Requirements:
In the listing below, find every line with the string "this" and pull it out.

[Data items]
———
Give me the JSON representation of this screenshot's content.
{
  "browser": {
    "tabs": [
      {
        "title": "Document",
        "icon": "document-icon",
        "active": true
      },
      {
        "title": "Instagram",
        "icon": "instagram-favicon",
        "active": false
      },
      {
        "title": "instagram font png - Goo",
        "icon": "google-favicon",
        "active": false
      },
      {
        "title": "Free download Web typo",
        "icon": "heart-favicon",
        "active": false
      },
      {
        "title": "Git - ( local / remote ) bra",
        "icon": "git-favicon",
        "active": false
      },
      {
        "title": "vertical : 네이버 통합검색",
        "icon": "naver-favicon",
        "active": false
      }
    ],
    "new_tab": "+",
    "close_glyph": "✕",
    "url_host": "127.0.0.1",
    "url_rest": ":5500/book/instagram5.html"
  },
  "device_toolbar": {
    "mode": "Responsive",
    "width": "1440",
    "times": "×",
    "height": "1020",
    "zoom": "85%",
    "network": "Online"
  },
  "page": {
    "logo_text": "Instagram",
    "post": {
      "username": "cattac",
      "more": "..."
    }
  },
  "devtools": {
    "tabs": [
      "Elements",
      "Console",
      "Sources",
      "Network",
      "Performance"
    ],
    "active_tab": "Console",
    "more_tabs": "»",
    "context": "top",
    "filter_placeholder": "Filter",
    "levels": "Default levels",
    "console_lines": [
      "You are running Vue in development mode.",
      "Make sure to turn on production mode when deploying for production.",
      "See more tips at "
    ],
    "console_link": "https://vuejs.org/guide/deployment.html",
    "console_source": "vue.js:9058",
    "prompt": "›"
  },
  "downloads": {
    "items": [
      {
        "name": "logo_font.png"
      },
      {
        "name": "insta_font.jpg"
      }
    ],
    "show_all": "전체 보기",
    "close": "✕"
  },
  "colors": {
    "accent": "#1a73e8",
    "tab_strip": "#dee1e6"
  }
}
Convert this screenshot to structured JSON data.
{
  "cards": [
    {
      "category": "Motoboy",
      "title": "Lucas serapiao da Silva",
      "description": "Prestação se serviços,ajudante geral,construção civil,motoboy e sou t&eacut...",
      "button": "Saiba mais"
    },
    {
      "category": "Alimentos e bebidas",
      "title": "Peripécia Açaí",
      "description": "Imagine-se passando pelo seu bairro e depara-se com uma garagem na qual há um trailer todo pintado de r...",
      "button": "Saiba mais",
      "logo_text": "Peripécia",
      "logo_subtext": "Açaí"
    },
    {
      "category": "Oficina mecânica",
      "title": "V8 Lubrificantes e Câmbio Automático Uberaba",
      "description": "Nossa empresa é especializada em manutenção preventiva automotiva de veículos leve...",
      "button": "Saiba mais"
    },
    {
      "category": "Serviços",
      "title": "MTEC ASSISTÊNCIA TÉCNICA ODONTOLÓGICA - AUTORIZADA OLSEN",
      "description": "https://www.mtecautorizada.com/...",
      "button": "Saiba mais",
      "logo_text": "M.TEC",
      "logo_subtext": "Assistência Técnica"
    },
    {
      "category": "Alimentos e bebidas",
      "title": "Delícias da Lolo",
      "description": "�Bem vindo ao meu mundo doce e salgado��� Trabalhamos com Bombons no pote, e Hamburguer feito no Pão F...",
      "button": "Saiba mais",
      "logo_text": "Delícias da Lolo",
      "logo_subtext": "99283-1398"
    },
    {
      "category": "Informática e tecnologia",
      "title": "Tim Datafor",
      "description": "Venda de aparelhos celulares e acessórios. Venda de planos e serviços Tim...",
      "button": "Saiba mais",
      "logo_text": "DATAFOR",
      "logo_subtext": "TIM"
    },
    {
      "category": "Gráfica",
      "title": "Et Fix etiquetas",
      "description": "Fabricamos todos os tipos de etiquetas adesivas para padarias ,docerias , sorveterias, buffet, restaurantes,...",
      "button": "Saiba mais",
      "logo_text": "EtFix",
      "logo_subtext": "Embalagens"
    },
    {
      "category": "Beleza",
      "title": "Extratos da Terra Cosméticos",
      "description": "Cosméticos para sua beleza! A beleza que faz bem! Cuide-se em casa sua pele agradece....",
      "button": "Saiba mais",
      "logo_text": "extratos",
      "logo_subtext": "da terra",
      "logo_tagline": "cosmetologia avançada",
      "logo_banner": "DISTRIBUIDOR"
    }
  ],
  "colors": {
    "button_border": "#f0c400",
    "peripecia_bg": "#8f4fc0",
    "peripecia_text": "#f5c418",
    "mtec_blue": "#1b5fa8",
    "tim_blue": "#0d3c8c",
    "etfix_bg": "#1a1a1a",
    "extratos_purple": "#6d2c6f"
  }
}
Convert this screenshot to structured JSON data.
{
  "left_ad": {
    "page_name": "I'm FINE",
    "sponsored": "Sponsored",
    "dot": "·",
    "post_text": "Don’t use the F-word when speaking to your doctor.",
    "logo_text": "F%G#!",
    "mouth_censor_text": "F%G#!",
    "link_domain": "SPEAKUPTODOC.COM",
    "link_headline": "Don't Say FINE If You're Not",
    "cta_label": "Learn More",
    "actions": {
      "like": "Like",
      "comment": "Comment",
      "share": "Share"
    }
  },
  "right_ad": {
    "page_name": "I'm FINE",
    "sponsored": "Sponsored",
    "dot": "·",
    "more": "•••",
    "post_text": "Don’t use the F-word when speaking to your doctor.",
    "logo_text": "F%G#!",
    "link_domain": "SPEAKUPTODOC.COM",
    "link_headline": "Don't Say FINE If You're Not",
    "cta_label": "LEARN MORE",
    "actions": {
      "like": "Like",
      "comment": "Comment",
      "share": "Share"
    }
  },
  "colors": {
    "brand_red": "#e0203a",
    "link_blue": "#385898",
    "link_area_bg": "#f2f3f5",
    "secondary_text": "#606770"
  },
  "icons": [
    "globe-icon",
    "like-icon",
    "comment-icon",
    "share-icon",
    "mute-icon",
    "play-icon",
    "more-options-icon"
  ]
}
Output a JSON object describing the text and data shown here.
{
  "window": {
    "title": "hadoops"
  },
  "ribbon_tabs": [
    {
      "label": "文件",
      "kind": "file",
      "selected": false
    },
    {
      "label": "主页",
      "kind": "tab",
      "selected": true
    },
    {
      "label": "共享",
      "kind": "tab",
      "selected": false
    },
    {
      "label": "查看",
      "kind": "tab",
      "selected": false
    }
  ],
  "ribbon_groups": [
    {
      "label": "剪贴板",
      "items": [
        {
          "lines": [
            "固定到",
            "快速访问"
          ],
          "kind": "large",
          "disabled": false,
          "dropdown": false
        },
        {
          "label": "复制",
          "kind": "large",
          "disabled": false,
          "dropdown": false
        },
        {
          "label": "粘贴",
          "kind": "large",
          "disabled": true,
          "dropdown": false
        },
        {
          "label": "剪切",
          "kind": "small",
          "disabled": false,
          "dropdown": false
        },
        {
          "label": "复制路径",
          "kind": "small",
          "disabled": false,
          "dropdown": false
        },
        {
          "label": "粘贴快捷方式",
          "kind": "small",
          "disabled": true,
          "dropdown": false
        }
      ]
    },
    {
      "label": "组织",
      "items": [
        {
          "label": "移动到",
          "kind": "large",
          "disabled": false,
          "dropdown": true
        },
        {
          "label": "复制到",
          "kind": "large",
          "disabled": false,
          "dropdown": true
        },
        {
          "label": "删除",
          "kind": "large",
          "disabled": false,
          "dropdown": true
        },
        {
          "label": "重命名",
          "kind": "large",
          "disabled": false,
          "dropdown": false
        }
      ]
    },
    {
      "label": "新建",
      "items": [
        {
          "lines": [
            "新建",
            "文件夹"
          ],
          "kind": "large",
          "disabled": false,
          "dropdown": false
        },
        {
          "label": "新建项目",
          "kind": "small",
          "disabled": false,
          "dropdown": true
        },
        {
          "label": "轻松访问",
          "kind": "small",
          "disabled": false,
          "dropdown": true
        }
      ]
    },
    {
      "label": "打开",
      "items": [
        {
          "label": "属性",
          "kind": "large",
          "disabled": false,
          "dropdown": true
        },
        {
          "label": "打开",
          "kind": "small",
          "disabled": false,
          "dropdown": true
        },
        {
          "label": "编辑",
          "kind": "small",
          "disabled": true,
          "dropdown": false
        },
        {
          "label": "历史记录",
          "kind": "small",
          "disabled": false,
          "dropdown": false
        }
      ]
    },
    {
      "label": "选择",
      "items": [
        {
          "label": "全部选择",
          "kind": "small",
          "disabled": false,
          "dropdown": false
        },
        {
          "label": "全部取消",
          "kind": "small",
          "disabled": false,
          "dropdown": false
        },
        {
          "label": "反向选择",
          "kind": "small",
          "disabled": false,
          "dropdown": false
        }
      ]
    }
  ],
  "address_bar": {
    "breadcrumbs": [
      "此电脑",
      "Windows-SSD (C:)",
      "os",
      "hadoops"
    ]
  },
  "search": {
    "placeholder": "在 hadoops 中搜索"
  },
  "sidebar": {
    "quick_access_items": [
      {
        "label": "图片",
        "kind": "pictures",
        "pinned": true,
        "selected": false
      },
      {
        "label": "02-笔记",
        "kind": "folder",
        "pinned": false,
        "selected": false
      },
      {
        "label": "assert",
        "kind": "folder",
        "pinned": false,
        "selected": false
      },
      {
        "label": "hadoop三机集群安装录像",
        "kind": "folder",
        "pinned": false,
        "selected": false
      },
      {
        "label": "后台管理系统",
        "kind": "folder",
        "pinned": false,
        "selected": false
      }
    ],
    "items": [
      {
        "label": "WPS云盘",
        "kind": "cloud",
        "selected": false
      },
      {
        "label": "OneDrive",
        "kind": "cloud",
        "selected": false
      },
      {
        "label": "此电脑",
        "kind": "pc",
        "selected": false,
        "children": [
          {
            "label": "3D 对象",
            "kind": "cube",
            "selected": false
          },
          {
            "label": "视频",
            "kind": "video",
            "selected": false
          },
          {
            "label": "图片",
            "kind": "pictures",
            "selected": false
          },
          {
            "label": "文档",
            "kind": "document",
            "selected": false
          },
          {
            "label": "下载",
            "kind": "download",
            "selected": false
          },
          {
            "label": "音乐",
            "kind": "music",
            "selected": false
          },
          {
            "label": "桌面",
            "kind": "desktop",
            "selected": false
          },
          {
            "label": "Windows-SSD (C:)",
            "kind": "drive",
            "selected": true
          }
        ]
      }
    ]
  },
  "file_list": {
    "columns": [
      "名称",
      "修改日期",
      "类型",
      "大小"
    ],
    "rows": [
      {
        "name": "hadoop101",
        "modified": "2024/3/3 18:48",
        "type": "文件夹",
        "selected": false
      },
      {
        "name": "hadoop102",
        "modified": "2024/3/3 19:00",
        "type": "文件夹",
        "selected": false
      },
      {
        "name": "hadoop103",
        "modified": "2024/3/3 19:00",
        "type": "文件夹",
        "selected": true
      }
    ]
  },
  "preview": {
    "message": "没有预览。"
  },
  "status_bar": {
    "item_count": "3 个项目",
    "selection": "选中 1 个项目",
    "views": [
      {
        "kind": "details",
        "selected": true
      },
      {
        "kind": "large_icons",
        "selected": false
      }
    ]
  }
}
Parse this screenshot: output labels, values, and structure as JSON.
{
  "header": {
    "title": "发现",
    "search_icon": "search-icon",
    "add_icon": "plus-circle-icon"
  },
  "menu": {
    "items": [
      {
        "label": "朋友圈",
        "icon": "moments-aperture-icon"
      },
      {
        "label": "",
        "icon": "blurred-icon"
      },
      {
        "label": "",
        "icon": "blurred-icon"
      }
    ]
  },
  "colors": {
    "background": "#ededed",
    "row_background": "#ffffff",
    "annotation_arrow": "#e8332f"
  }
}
———
Expected answer:
Give me the JSON representation of this screenshot's content.
Convert this screenshot to structured JSON data.
Convert this screenshot to structured JSON data.
Parse this screenshot: output labels, values, and structure as JSON.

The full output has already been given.